--- Start ---

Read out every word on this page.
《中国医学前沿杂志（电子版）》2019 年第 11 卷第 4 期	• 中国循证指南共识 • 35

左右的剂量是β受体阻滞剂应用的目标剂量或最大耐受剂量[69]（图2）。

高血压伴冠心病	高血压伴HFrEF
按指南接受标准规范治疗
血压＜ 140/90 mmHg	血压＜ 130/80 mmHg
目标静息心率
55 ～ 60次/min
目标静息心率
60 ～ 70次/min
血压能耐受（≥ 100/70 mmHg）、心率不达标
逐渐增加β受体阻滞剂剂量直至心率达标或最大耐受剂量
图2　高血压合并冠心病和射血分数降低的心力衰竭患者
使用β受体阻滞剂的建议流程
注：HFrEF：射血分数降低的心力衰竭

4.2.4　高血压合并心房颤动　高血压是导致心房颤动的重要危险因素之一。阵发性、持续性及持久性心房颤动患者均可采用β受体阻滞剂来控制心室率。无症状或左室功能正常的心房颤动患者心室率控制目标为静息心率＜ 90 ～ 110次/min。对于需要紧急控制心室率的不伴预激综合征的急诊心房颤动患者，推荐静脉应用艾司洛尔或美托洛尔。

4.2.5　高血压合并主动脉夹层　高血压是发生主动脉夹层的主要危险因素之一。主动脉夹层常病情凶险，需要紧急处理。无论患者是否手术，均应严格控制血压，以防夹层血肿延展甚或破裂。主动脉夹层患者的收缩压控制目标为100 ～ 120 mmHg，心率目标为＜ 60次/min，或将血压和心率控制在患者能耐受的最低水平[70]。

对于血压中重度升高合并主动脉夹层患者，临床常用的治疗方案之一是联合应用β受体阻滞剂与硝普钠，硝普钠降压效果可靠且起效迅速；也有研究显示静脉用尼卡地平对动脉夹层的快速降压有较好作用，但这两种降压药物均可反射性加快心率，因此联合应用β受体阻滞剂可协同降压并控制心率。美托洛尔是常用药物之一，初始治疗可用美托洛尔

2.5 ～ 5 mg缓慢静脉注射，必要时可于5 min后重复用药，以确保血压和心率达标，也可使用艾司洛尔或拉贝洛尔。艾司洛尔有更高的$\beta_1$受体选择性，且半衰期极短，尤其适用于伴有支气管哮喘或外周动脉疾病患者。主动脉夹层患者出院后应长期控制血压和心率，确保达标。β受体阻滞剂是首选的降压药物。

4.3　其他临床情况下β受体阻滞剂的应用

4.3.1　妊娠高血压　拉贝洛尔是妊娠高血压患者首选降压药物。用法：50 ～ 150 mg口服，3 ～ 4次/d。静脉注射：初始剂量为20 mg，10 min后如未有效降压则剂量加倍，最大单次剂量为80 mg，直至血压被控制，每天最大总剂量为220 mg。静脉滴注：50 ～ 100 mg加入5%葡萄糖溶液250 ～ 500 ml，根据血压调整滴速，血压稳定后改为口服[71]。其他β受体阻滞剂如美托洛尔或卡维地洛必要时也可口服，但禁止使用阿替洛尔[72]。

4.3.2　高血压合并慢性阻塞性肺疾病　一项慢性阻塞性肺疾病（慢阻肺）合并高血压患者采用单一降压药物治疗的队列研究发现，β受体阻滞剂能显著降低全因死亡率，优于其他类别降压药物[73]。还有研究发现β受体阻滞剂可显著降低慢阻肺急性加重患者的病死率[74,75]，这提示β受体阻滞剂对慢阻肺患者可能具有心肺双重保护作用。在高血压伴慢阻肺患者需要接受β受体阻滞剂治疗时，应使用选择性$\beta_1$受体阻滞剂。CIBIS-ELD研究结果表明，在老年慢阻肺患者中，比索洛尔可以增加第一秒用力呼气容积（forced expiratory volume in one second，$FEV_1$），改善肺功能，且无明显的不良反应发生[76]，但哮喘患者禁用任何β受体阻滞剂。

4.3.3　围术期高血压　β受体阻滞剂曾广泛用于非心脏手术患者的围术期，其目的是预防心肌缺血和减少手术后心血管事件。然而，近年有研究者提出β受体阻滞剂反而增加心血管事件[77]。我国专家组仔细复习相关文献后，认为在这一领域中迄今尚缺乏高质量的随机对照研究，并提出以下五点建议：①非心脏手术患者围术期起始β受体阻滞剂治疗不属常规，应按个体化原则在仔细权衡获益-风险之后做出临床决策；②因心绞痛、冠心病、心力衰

--- End ---

- **TASK PROMPT**: Return the whole listing exactly, with every line included.

- **TASK RESULT**:
Read out every word on this page.
《中国医学前沿杂志（电子版）》2019 年第 11 卷第 4 期	• 中国循证指南共识 • 35

左右的剂量是β受体阻滞剂应用的目标剂量或最大耐受剂量[69]（图2）。

高血压伴冠心病	高血压伴HFrEF
按指南接受标准规范治疗
血压＜ 140/90 mmHg	血压＜ 130/80 mmHg
目标静息心率
55 ～ 60次/min
目标静息心率
60 ～ 70次/min
血压能耐受（≥ 100/70 mmHg）、心率不达标
逐渐增加β受体阻滞剂剂量直至心率达标或最大耐受剂量
图2　高血压合并冠心病和射血分数降低的心力衰竭患者
使用β受体阻滞剂的建议流程
注：HFrEF：射血分数降低的心力衰竭

4.2.4　高血压合并心房颤动　高血压是导致心房颤动的重要危险因素之一。阵发性、持续性及持久性心房颤动患者均可采用β受体阻滞剂来控制心室率。无症状或左室功能正常的心房颤动患者心室率控制目标为静息心率＜ 90 ～ 110次/min。对于需要紧急控制心室率的不伴预激综合征的急诊心房颤动患者，推荐静脉应用艾司洛尔或美托洛尔。

4.2.5　高血压合并主动脉夹层　高血压是发生主动脉夹层的主要危险因素之一。主动脉夹层常病情凶险，需要紧急处理。无论患者是否手术，均应严格控制血压，以防夹层血肿延展甚或破裂。主动脉夹层患者的收缩压控制目标为100 ～ 120 mmHg，心率目标为＜ 60次/min，或将血压和心率控制在患者能耐受的最低水平[70]。

对于血压中重度升高合并主动脉夹层患者，临床常用的治疗方案之一是联合应用β受体阻滞剂与硝普钠，硝普钠降压效果可靠且起效迅速；也有研究显示静脉用尼卡地平对动脉夹层的快速降压有较好作用，但这两种降压药物均可反射性加快心率，因此联合应用β受体阻滞剂可协同降压并控制心率。美托洛尔是常用药物之一，初始治疗可用美托洛尔

2.5 ～ 5 mg缓慢静脉注射，必要时可于5 min后重复用药，以确保血压和心率达标，也可使用艾司洛尔或拉贝洛尔。艾司洛尔有更高的$\beta_1$受体选择性，且半衰期极短，尤其适用于伴有支气管哮喘或外周动脉疾病患者。主动脉夹层患者出院后应长期控制血压和心率，确保达标。β受体阻滞剂是首选的降压药物。

4.3　其他临床情况下β受体阻滞剂的应用

4.3.1　妊娠高血压　拉贝洛尔是妊娠高血压患者首选降压药物。用法：50 ～ 150 mg口服，3 ～ 4次/d。静脉注射：初始剂量为20 mg，10 min后如未有效降压则剂量加倍，最大单次剂量为80 mg，直至血压被控制，每天最大总剂量为220 mg。静脉滴注：50 ～ 100 mg加入5%葡萄糖溶液250 ～ 500 ml，根据血压调整滴速，血压稳定后改为口服[71]。其他β受体阻滞剂如美托洛尔或卡维地洛必要时也可口服，但禁止使用阿替洛尔[72]。

4.3.2　高血压合并慢性阻塞性肺疾病　一项慢性阻塞性肺疾病（慢阻肺）合并高血压患者采用单一降压药物治疗的队列研究发现，β受体阻滞剂能显著降低全因死亡率，优于其他类别降压药物[73]。还有研究发现β受体阻滞剂可显著降低慢阻肺急性加重患者的病死率[74,75]，这提示β受体阻滞剂对慢阻肺患者可能具有心肺双重保护作用。在高血压伴慢阻肺患者需要接受β受体阻滞剂治疗时，应使用选择性$\beta_1$受体阻滞剂。CIBIS-ELD研究结果表明，在老年慢阻肺患者中，比索洛尔可以增加第一秒用力呼气容积（forced expiratory volume in one second，$FEV_1$），改善肺功能，且无明显的不良反应发生[76]，但哮喘患者禁用任何β受体阻滞剂。

4.3.3　围术期高血压　β受体阻滞剂曾广泛用于非心脏手术患者的围术期，其目的是预防心肌缺血和减少手术后心血管事件。然而，近年有研究者提出β受体阻滞剂反而增加心血管事件[77]。我国专家组仔细复习相关文献后，认为在这一领域中迄今尚缺乏高质量的随机对照研究，并提出以下五点建议：①非心脏手术患者围术期起始β受体阻滞剂治疗不属常规，应按个体化原则在仔细权衡获益-风险之后做出临床决策；②因心绞痛、冠心病、心力衰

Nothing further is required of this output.